## [Exercise aim]
Extract the stretch of lines that starts at the line with "What's the underlying" and ends at the last line of the data below. Give it exactly, without pictures.

## [Dataset]
------------------------------------------------------------------------

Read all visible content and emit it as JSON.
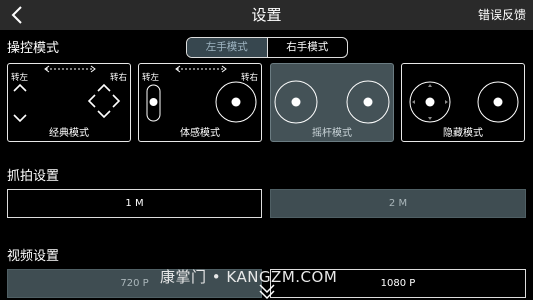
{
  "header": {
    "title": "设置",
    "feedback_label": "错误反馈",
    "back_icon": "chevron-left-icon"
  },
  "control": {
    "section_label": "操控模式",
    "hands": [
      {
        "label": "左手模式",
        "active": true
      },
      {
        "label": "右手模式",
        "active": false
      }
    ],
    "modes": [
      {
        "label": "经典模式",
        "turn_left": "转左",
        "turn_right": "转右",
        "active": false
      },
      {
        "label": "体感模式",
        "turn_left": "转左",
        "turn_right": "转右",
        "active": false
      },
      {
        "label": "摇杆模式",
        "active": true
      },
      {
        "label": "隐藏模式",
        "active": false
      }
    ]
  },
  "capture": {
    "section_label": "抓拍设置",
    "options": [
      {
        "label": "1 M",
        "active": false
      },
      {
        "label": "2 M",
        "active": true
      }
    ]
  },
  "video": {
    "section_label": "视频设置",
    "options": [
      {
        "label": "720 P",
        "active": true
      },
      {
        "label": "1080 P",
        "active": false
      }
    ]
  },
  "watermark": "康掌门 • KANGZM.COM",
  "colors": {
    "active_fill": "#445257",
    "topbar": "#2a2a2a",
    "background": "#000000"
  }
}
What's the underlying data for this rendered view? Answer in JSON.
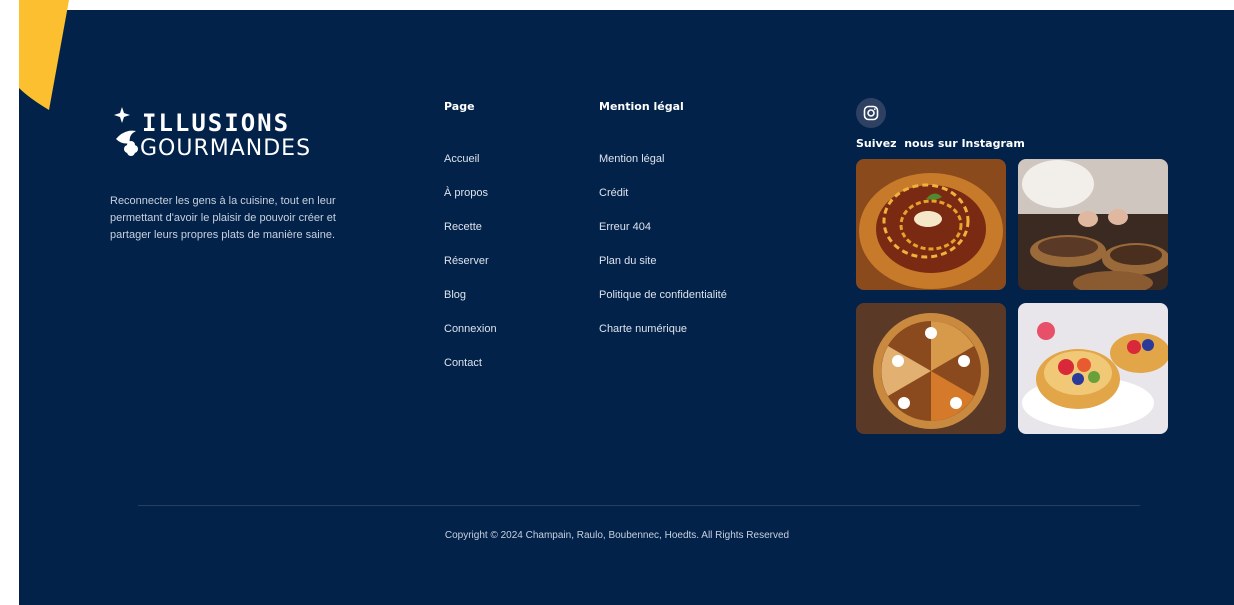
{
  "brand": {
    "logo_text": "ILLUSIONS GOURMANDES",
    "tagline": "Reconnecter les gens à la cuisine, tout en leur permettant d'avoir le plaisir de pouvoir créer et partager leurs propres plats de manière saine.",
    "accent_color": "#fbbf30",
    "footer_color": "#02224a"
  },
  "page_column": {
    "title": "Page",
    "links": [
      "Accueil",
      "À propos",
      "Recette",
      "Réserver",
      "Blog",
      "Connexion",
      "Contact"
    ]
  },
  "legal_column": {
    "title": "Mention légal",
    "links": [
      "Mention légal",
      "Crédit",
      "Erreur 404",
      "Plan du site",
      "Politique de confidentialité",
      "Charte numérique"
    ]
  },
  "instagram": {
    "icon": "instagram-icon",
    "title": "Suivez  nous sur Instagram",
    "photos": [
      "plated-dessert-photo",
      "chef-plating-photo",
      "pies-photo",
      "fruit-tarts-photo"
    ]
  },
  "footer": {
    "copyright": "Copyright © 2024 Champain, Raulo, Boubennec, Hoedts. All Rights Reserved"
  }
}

------------------------------------------------------------------------

## [Answer in full]
What's the underlying data for this rendered view? Answer in JSON.
{
  "brand": {
    "logo_text": "ILLUSIONS GOURMANDES",
    "tagline": "Reconnecter les gens à la cuisine, tout en leur permettant d'avoir le plaisir de pouvoir créer et partager leurs propres plats de manière saine.",
    "accent_color": "#fbbf30",
    "footer_color": "#02224a"
  },
  "page_column": {
    "title": "Page",
    "links": [
      "Accueil",
      "À propos",
      "Recette",
      "Réserver",
      "Blog",
      "Connexion",
      "Contact"
    ]
  },
  "legal_column": {
    "title": "Mention légal",
    "links": [
      "Mention légal",
      "Crédit",
      "Erreur 404",
      "Plan du site",
      "Politique de confidentialité",
      "Charte numérique"
    ]
  },
  "instagram": {
    "icon": "instagram-icon",
    "title": "Suivez  nous sur Instagram",
    "photos": [
      "plated-dessert-photo",
      "chef-plating-photo",
      "pies-photo",
      "fruit-tarts-photo"
    ]
  },
  "footer": {
    "copyright": "Copyright © 2024 Champain, Raulo, Boubennec, Hoedts. All Rights Reserved"
  }
}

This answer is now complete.